WHAT IS NEEDED:
Compile every line that includes the word "nombres".

PROVIDED RECORDS:
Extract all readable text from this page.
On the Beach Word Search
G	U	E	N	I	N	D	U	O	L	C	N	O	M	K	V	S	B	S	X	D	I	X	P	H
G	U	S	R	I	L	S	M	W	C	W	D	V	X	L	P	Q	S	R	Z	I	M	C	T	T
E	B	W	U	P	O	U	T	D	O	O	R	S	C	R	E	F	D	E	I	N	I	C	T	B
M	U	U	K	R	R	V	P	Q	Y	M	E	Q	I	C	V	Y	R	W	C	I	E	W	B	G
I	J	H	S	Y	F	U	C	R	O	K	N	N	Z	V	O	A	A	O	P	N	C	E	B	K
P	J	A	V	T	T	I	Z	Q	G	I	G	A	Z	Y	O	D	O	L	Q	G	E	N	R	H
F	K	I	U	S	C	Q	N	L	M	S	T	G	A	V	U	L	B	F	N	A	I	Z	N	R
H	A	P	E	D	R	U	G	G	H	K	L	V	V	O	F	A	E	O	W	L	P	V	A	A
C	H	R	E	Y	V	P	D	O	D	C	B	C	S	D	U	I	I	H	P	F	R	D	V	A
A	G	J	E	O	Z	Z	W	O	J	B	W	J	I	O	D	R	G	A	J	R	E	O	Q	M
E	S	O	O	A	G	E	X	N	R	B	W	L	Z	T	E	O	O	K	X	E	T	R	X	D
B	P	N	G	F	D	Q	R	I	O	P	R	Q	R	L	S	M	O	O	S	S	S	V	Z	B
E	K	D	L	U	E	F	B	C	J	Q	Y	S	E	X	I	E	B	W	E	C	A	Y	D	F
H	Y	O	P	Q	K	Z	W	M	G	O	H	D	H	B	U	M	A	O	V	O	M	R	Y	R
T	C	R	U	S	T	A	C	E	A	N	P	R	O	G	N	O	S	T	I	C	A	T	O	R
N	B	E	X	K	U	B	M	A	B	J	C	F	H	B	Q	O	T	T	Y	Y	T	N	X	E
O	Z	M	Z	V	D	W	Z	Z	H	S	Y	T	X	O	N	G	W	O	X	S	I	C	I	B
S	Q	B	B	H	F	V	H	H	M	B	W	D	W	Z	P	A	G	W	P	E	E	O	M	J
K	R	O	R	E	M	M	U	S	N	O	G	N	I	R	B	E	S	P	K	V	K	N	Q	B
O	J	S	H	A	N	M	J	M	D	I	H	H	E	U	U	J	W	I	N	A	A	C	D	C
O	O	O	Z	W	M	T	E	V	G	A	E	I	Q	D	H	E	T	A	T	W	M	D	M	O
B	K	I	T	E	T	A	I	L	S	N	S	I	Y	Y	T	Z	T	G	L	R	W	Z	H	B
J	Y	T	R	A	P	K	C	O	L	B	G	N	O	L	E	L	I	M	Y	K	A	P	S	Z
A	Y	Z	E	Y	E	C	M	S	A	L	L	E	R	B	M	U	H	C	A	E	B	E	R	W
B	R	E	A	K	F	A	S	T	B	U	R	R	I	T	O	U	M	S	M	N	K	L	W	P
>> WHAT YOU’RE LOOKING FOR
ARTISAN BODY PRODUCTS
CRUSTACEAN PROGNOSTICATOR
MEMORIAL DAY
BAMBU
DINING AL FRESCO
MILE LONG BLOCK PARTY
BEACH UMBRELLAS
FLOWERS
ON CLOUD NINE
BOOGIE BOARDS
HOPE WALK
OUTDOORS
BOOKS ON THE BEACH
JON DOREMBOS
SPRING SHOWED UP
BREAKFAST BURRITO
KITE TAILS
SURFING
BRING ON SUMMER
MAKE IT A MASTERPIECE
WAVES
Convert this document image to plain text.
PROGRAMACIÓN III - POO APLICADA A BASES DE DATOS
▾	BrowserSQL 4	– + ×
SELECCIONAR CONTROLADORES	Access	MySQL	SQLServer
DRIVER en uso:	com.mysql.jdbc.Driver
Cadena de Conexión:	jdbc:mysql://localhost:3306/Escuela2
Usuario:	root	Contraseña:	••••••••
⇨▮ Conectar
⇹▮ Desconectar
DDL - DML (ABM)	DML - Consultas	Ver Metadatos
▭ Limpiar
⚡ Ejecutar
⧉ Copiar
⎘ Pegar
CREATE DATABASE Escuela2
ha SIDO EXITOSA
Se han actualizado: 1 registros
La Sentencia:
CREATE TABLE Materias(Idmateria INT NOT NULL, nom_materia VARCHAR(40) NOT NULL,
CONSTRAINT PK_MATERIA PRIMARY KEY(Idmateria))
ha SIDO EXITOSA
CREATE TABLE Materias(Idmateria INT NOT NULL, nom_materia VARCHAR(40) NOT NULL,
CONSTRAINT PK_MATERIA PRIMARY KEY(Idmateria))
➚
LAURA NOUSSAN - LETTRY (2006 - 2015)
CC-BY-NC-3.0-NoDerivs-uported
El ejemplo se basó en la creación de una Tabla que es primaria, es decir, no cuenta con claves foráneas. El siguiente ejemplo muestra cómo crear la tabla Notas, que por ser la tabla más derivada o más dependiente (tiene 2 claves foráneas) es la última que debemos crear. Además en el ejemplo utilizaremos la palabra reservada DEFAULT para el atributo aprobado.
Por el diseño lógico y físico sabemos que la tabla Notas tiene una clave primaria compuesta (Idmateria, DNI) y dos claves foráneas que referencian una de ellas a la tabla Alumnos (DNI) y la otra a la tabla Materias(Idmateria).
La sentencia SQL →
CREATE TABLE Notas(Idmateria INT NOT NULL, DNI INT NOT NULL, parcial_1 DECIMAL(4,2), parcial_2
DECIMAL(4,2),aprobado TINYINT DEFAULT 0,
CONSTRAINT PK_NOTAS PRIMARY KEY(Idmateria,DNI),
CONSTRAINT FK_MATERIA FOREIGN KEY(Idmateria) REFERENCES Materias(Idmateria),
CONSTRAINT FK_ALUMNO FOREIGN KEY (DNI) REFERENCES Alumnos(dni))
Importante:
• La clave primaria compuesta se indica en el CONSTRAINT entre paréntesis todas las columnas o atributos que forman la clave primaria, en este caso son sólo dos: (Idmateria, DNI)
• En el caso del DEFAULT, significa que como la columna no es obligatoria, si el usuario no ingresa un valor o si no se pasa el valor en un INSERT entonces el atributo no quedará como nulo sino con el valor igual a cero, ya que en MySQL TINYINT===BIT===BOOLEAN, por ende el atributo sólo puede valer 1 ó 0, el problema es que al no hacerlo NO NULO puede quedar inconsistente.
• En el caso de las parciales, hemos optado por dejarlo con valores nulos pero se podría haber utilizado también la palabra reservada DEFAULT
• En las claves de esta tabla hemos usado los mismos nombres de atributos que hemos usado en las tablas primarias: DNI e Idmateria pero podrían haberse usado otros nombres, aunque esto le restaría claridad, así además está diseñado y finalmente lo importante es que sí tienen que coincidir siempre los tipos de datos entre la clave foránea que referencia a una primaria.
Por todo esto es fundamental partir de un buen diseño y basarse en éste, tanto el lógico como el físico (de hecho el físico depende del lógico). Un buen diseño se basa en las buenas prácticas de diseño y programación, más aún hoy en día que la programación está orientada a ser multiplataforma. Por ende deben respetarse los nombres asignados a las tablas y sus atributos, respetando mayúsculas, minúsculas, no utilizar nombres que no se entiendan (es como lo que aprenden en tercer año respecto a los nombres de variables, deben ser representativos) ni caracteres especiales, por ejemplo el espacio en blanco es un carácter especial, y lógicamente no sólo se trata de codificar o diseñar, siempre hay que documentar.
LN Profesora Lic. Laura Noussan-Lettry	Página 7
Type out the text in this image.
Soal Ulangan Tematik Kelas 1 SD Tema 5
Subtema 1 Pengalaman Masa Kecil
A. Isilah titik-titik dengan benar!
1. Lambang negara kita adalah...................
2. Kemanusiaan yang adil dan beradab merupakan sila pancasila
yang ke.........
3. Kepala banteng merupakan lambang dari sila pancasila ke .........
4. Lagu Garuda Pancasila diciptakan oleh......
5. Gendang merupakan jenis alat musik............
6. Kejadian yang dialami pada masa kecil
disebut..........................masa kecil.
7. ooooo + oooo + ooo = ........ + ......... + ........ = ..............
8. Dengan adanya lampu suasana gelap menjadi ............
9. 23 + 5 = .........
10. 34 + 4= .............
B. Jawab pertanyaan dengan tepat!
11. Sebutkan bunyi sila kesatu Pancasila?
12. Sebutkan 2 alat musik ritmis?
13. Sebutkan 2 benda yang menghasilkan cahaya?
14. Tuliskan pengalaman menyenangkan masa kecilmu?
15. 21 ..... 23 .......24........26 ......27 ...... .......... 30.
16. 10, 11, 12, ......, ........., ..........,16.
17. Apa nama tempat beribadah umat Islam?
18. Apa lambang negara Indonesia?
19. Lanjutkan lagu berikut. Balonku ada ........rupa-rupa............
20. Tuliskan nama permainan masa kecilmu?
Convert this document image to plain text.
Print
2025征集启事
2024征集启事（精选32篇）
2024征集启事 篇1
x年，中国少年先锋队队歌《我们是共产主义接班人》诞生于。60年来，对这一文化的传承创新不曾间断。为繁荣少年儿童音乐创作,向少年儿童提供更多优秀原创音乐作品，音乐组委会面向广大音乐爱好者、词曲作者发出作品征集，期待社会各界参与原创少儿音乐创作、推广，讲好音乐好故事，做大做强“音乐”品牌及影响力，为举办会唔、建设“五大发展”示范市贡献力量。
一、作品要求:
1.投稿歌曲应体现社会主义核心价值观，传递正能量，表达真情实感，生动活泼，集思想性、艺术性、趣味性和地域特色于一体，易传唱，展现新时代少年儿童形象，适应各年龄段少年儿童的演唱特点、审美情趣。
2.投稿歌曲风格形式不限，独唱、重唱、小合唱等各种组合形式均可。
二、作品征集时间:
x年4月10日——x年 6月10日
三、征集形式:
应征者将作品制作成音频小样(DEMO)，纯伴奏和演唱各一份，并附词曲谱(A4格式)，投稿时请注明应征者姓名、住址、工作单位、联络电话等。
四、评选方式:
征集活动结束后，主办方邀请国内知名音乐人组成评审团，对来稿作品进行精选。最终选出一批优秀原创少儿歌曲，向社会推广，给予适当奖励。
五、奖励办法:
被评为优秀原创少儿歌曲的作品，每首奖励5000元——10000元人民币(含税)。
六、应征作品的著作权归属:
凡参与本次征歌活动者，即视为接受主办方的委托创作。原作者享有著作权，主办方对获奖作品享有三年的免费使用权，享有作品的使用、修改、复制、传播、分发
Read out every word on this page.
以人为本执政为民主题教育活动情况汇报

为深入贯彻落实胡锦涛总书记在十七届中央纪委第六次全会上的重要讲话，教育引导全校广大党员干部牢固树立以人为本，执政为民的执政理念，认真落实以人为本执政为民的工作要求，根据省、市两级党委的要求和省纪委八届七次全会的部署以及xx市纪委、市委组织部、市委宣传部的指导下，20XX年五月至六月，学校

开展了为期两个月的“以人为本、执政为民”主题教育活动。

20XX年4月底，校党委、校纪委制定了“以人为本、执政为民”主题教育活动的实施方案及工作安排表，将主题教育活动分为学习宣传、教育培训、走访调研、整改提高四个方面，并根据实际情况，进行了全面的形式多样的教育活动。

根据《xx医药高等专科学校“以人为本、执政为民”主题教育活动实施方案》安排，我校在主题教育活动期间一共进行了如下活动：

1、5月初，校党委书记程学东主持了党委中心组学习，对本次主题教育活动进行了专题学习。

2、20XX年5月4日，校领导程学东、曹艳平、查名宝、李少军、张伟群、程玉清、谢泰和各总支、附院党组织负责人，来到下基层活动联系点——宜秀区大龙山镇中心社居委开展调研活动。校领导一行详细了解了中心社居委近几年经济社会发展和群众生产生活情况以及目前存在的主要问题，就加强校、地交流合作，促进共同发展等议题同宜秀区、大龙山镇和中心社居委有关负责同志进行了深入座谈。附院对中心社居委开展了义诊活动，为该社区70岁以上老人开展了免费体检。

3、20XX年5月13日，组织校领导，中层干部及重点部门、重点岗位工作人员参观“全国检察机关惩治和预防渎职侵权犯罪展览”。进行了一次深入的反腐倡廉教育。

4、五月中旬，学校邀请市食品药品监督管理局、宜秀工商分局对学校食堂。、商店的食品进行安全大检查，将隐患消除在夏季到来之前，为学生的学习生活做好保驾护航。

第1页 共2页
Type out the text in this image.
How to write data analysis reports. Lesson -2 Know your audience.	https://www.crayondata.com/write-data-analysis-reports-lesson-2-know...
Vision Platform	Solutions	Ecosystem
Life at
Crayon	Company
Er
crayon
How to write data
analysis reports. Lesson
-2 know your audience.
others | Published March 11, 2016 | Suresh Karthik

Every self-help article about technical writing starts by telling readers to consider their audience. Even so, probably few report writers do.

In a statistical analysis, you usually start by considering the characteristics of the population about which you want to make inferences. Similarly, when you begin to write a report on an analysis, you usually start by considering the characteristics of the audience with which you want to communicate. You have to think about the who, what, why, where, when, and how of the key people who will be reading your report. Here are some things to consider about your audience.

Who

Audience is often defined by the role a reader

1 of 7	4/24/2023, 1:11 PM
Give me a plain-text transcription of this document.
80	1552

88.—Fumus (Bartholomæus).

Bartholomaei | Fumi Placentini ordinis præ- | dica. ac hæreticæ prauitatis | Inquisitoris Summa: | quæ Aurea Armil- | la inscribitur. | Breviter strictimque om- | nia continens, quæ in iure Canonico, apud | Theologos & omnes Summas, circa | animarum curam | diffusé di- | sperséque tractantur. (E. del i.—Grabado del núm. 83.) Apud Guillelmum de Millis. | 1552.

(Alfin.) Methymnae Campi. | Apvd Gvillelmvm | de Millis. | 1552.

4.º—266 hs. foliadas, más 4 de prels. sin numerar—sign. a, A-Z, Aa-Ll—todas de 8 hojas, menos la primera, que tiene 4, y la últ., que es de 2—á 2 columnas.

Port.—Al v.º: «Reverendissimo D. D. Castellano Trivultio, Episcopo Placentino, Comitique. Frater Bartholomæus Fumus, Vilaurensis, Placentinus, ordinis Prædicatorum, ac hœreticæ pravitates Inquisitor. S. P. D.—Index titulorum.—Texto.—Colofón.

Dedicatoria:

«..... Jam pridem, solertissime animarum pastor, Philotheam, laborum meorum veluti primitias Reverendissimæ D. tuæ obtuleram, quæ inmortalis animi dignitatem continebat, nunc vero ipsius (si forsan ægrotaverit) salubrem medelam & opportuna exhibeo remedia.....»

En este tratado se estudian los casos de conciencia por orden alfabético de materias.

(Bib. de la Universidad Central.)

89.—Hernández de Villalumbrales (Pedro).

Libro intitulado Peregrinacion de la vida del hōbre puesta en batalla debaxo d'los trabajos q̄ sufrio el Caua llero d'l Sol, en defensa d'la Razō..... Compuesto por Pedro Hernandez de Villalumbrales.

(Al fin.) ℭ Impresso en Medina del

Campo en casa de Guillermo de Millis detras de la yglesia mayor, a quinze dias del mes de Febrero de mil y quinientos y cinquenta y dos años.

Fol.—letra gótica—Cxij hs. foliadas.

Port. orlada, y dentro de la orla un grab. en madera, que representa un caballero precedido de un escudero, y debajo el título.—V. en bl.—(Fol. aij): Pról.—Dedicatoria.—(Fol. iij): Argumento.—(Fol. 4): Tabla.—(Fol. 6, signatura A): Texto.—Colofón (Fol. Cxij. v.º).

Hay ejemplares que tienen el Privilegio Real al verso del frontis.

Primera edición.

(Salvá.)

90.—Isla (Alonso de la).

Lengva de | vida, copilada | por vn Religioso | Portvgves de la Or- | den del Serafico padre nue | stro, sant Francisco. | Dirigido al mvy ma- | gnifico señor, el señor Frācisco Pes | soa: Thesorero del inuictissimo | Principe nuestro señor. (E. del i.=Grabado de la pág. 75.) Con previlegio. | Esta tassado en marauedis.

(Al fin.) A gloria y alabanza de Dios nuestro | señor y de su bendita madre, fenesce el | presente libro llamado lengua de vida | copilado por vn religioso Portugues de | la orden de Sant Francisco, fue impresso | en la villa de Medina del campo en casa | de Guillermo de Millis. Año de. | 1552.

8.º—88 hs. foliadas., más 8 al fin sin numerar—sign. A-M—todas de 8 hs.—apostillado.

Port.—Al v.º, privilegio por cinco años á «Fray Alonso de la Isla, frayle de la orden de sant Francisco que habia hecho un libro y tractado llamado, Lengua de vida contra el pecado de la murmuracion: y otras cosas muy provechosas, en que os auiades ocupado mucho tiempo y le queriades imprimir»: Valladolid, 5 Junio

FINISHED ANSWER:
• En las claves de esta tabla hemos usado los mismos nombres de atributos que hemos usado en las tablas primarias: DNI e Idmateria pero podrían haberse usado otros nombres, aunque esto le restaría claridad, así además está diseñado y finalmente lo importante es que sí tienen que coincidir siempre los tipos de datos entre la clave foránea que referencia a una primaria.
Por todo esto es fundamental partir de un buen diseño y basarse en éste, tanto el lógico como el físico (de hecho el físico depende del lógico). Un buen diseño se basa en las buenas prácticas de diseño y programación, más aún hoy en día que la programación está orientada a ser multiplataforma. Por ende deben respetarse los nombres asignados a las tablas y sus atributos, respetando mayúsculas, minúsculas, no utilizar nombres que no se entiendan (es como lo que aprenden en tercer año respecto a los nombres de variables, deben ser representativos) ni caracteres especiales, por ejemplo el espacio en blanco es un carácter especial, y lógicamente no sólo se trata de codificar o diseñar, siempre hay que documentar.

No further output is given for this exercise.